Data items
★ ★ ★

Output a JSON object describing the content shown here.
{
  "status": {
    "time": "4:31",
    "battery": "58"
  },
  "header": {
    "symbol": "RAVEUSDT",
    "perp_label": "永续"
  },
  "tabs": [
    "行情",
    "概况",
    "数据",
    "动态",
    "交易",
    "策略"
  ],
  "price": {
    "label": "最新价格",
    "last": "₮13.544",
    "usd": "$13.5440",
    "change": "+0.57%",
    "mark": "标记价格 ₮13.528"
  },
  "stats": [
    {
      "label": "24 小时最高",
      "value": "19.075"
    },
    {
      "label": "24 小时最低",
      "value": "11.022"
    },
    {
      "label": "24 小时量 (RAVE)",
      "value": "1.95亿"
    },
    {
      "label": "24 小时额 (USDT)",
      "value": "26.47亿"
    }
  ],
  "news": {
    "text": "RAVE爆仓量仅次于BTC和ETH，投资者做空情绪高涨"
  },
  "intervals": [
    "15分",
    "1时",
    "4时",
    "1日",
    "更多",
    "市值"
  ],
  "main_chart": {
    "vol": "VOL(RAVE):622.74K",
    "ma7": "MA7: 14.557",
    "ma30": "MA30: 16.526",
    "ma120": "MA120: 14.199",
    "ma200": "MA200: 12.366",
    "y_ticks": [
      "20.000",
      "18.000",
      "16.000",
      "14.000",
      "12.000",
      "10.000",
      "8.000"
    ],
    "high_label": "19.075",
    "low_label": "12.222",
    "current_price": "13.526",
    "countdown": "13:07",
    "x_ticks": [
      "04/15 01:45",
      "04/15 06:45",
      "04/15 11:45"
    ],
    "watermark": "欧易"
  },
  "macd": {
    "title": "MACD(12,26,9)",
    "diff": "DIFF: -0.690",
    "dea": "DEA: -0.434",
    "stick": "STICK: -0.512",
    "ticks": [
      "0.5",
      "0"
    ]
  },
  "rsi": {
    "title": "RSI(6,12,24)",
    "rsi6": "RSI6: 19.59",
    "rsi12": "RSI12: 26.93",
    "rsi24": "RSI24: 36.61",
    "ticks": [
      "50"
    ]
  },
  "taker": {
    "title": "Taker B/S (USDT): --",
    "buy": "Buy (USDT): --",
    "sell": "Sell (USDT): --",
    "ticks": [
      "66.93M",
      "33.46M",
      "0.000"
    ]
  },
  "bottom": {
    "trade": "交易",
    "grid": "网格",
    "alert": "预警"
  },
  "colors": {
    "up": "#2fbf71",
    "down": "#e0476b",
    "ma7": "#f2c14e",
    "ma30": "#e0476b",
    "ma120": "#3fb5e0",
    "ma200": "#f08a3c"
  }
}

★ ★ ★

▶ Job: Transcribe the whole listing exactly.

▶ Correct response:
Output a JSON object describing the content shown here.
{
  "status": {
    "time": "4:31",
    "battery": "58"
  },
  "header": {
    "symbol": "RAVEUSDT",
    "perp_label": "永续"
  },
  "tabs": [
    "行情",
    "概况",
    "数据",
    "动态",
    "交易",
    "策略"
  ],
  "price": {
    "label": "最新价格",
    "last": "₮13.544",
    "usd": "$13.5440",
    "change": "+0.57%",
    "mark": "标记价格 ₮13.528"
  },
  "stats": [
    {
      "label": "24 小时最高",
      "value": "19.075"
    },
    {
      "label": "24 小时最低",
      "value": "11.022"
    },
    {
      "label": "24 小时量 (RAVE)",
      "value": "1.95亿"
    },
    {
      "label": "24 小时额 (USDT)",
      "value": "26.47亿"
    }
  ],
  "news": {
    "text": "RAVE爆仓量仅次于BTC和ETH，投资者做空情绪高涨"
  },
  "intervals": [
    "15分",
    "1时",
    "4时",
    "1日",
    "更多",
    "市值"
  ],
  "main_chart": {
    "vol": "VOL(RAVE):622.74K",
    "ma7": "MA7: 14.557",
    "ma30": "MA30: 16.526",
    "ma120": "MA120: 14.199",
    "ma200": "MA200: 12.366",
    "y_ticks": [
      "20.000",
      "18.000",
      "16.000",
      "14.000",
      "12.000",
      "10.000",
      "8.000"
    ],
    "high_label": "19.075",
    "low_label": "12.222",
    "current_price": "13.526",
    "countdown": "13:07",
    "x_ticks": [
      "04/15 01:45",
      "04/15 06:45",
      "04/15 11:45"
    ],
    "watermark": "欧易"
  },
  "macd": {
    "title": "MACD(12,26,9)",
    "diff": "DIFF: -0.690",
    "dea": "DEA: -0.434",
    "stick": "STICK: -0.512",
    "ticks": [
      "0.5",
      "0"
    ]
  },
  "rsi": {
    "title": "RSI(6,12,24)",
    "rsi6": "RSI6: 19.59",
    "rsi12": "RSI12: 26.93",
    "rsi24": "RSI24: 36.61",
    "ticks": [
      "50"
    ]
  },
  "taker": {
    "title": "Taker B/S (USDT): --",
    "buy": "Buy (USDT): --",
    "sell": "Sell (USDT): --",
    "ticks": [
      "66.93M",
      "33.46M",
      "0.000"
    ]
  },
  "bottom": {
    "trade": "交易",
    "grid": "网格",
    "alert": "预警"
  },
  "colors": {
    "up": "#2fbf71",
    "down": "#e0476b",
    "ma7": "#f2c14e",
    "ma30": "#e0476b",
    "ma120": "#3fb5e0",
    "ma200": "#f08a3c"
  }
}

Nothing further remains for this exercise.